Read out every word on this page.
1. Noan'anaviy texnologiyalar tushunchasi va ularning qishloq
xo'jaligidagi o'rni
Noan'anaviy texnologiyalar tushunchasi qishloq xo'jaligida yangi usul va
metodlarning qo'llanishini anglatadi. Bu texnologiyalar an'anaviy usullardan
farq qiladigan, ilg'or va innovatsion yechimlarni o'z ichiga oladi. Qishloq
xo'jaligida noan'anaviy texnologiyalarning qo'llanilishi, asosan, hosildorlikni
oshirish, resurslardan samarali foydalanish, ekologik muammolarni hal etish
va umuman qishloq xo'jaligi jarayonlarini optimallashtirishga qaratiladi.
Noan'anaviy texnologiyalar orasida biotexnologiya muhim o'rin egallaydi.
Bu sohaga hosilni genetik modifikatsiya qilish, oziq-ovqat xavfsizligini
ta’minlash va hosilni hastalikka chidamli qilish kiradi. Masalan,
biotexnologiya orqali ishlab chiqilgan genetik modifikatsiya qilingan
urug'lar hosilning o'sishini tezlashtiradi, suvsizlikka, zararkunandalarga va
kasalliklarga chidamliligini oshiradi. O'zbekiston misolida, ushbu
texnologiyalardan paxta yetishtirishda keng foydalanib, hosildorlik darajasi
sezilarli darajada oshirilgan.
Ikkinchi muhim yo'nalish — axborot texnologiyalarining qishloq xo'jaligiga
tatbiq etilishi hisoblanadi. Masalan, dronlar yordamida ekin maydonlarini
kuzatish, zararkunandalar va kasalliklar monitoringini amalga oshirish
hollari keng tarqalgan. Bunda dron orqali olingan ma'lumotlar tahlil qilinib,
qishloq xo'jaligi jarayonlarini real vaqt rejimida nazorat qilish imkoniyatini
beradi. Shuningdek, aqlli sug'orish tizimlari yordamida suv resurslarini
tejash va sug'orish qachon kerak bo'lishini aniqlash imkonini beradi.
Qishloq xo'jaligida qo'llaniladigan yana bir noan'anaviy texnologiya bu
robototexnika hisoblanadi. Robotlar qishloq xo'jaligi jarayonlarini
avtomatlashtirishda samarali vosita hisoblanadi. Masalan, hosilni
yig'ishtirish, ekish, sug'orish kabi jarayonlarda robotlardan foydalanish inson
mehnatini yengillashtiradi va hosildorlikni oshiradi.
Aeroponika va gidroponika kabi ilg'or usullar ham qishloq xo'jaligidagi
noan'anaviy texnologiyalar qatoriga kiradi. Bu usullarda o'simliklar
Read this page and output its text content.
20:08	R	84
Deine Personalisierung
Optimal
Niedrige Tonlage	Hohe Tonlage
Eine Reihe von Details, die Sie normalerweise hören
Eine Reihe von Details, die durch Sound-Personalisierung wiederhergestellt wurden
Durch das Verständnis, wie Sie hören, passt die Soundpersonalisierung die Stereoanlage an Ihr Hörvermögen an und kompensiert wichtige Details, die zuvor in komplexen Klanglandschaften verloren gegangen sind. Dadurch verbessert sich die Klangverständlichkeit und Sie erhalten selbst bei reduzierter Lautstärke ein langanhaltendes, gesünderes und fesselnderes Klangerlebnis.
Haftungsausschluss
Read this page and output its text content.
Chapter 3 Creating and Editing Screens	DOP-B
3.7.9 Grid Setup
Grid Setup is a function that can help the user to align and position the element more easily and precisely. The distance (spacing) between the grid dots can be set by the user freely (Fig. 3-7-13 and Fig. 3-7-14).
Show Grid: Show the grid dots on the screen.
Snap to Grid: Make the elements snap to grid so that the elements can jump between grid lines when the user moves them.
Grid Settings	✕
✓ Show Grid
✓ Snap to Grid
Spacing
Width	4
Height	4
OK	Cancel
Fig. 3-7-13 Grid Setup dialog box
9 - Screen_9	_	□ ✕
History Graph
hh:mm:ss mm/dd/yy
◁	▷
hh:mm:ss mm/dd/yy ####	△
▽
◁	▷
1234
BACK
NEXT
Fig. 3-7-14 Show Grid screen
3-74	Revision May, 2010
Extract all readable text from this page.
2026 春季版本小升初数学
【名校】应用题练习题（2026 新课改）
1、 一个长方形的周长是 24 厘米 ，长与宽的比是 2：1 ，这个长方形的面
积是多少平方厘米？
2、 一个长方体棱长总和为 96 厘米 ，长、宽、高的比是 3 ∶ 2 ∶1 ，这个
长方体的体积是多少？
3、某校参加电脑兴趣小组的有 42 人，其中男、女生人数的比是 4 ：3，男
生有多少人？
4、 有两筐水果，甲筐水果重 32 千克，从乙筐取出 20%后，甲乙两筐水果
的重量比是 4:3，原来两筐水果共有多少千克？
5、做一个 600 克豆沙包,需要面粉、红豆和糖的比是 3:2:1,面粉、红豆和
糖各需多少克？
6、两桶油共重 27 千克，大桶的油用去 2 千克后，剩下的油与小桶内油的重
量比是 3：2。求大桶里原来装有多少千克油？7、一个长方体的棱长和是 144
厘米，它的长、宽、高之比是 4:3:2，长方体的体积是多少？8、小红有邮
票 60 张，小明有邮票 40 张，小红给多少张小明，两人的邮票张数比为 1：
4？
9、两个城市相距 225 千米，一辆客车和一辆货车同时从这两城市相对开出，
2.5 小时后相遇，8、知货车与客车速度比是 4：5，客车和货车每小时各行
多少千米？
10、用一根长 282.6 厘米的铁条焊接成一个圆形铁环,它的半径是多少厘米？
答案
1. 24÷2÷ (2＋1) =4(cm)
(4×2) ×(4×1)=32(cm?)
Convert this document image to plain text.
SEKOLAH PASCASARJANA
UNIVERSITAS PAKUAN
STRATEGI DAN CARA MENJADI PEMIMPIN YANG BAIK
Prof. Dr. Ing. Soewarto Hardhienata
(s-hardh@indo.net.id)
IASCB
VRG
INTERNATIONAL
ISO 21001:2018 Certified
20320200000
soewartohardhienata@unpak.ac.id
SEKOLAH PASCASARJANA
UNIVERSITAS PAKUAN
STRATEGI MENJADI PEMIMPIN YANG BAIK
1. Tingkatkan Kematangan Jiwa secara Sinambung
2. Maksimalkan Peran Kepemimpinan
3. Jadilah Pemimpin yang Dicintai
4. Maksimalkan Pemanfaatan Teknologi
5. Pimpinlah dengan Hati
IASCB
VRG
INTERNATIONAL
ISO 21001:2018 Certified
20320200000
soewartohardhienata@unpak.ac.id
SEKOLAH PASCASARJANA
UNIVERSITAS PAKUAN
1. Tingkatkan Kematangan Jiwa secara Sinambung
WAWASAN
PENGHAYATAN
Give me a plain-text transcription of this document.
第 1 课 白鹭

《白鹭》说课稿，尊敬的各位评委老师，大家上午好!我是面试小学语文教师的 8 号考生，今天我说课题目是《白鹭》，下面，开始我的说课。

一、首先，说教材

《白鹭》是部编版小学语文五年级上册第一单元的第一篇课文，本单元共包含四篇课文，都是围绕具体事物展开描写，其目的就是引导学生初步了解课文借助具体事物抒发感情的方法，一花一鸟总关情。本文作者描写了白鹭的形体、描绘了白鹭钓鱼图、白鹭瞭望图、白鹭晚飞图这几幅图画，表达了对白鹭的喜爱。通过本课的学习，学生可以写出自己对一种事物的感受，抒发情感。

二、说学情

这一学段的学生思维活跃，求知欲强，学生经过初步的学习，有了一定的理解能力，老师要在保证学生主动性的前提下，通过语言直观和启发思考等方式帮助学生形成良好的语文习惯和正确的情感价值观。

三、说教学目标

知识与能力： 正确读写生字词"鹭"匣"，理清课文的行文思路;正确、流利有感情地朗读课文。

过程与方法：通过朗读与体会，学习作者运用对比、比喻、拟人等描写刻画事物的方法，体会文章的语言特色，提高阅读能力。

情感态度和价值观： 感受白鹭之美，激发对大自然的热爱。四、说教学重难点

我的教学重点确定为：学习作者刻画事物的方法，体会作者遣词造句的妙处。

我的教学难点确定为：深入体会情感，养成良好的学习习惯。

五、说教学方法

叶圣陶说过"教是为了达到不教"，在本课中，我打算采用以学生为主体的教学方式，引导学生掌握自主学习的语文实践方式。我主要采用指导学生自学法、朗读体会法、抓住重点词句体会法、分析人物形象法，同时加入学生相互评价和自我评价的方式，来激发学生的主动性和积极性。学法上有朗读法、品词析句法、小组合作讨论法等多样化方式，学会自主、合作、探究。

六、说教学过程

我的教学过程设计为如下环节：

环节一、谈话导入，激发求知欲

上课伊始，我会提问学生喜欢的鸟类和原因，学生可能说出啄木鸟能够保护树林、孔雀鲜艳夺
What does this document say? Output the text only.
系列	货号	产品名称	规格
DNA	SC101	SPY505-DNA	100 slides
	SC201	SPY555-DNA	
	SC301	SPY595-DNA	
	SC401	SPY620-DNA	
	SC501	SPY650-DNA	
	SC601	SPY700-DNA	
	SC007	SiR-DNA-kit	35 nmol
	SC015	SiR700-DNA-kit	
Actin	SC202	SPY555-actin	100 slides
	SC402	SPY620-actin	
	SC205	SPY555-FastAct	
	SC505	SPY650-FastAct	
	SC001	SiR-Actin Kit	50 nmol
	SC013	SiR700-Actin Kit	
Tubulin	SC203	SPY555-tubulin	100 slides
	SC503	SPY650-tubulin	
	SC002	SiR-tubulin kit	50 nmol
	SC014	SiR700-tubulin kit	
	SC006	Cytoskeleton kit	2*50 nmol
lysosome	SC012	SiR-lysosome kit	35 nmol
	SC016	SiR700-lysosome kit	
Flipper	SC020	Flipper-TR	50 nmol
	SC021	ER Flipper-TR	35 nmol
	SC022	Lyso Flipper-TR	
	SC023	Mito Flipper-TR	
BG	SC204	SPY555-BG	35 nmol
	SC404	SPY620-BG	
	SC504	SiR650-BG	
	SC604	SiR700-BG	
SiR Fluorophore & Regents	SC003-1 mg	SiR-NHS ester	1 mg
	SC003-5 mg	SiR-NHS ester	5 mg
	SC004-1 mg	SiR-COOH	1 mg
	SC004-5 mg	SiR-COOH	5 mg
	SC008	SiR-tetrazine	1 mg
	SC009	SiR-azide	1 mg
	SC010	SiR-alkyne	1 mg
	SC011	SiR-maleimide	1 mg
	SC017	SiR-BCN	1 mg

REQUIRED TASK
Count the lines in the entries that hold the word "muhim", and give nothing but the total.

ANSWER TO THIS EXERCISE
2